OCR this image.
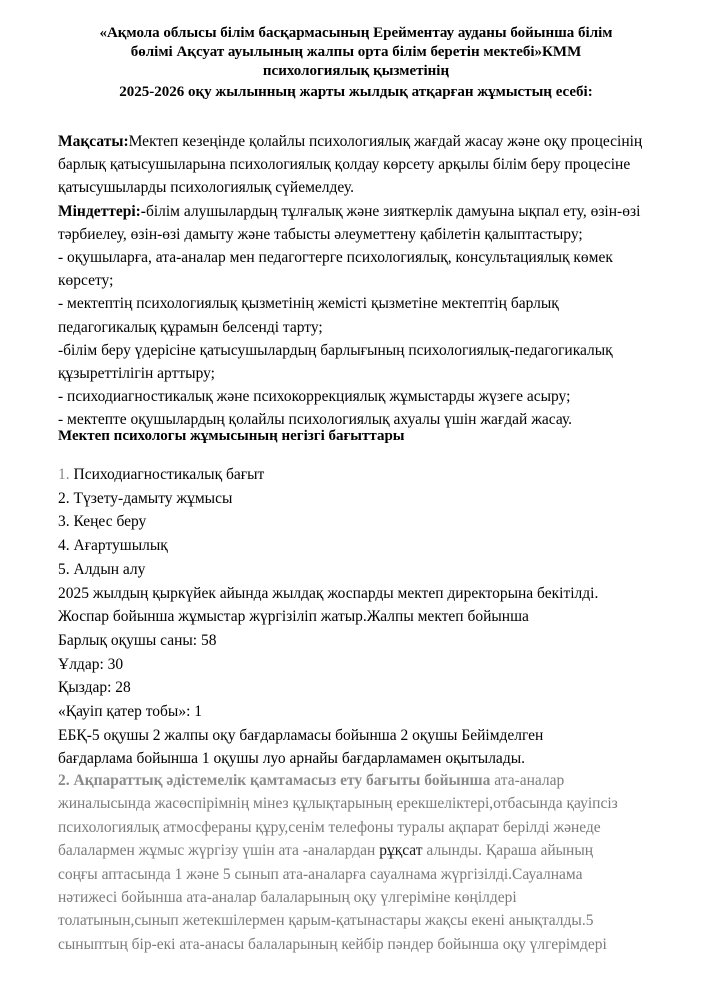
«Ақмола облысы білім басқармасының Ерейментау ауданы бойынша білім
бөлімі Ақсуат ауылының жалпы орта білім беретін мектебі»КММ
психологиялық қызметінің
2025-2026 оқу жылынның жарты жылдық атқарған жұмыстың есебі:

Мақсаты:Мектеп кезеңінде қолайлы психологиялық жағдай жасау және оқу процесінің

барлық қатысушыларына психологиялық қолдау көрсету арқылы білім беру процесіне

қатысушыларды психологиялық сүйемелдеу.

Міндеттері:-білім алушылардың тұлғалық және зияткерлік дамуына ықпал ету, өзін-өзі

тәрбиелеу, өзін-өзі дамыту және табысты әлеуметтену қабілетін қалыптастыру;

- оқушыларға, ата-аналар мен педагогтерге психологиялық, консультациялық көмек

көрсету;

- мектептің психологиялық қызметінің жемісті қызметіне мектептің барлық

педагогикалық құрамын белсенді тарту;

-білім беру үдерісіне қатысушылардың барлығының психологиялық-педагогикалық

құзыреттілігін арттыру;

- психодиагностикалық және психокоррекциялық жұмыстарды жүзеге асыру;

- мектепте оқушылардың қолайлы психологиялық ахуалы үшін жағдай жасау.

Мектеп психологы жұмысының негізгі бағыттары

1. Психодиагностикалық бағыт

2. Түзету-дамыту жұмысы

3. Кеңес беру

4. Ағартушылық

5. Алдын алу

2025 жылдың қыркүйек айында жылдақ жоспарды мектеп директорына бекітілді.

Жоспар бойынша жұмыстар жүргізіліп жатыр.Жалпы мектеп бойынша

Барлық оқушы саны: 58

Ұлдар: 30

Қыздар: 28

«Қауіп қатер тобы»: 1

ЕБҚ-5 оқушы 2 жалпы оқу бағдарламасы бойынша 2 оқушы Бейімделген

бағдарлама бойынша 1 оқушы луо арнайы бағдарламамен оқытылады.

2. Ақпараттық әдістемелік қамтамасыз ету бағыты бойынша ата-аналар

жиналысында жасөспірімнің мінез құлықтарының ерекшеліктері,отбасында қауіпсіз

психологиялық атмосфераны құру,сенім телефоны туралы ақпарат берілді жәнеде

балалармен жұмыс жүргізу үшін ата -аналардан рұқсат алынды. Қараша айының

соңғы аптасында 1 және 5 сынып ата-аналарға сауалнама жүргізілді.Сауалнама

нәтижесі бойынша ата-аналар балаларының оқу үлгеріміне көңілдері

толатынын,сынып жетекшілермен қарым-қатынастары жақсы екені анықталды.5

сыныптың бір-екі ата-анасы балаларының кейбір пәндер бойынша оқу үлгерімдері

☆ ☆ ☆ ☆

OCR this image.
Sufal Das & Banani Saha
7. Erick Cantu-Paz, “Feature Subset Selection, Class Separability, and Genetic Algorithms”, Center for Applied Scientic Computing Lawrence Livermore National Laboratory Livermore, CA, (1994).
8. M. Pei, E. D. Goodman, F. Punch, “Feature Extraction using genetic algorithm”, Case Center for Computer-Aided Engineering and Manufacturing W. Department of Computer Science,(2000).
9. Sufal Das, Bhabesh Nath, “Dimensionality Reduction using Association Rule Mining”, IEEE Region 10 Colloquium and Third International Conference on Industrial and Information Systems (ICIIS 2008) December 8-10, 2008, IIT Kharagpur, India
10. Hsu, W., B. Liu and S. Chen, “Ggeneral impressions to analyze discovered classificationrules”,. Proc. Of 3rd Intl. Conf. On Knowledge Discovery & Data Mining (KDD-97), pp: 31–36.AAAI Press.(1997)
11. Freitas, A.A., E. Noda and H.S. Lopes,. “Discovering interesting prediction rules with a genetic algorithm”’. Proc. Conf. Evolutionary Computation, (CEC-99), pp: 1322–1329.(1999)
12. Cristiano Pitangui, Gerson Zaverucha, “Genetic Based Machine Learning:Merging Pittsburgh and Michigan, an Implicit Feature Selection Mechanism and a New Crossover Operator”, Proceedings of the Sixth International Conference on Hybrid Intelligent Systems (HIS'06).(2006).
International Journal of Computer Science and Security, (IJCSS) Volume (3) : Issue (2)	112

☆ ☆ ☆ ☆

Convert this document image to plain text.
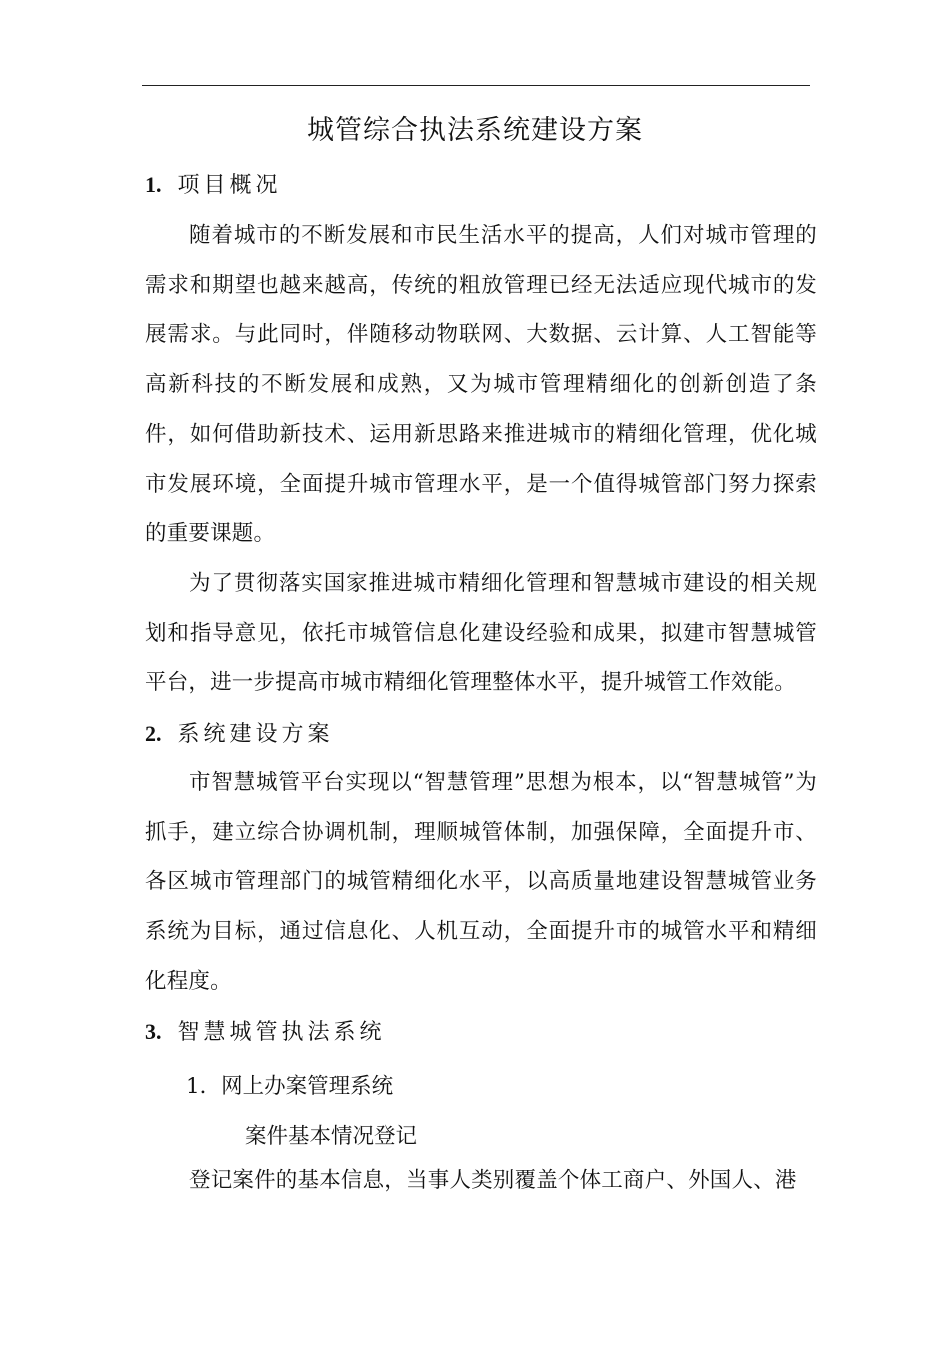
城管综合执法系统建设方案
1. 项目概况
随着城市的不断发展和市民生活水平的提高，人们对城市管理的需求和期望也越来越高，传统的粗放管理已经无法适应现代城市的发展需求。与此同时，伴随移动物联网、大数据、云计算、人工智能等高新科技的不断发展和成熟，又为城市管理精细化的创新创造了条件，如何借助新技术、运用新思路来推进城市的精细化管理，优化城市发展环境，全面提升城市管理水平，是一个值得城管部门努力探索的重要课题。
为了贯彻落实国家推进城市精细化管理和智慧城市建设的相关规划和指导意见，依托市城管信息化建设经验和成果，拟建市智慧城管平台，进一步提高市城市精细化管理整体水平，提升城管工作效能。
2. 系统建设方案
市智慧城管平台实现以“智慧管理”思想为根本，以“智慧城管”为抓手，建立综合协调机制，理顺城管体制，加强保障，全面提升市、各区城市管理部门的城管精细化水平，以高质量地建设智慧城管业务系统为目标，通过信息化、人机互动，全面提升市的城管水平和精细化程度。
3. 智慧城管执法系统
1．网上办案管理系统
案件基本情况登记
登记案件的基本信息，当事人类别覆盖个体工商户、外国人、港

☆ ☆ ☆ ☆

Exercise aim: Note each line of the entries that has "Computer" in it, and copy those lines.

Answer in full:
8. M. Pei, E. D. Goodman, F. Punch, “Feature Extraction using genetic algorithm”, Case Center for Computer-Aided Engineering and Manufacturing W. Department of Computer Science,(2000).
International Journal of Computer Science and Security, (IJCSS) Volume (3) : Issue (2)	112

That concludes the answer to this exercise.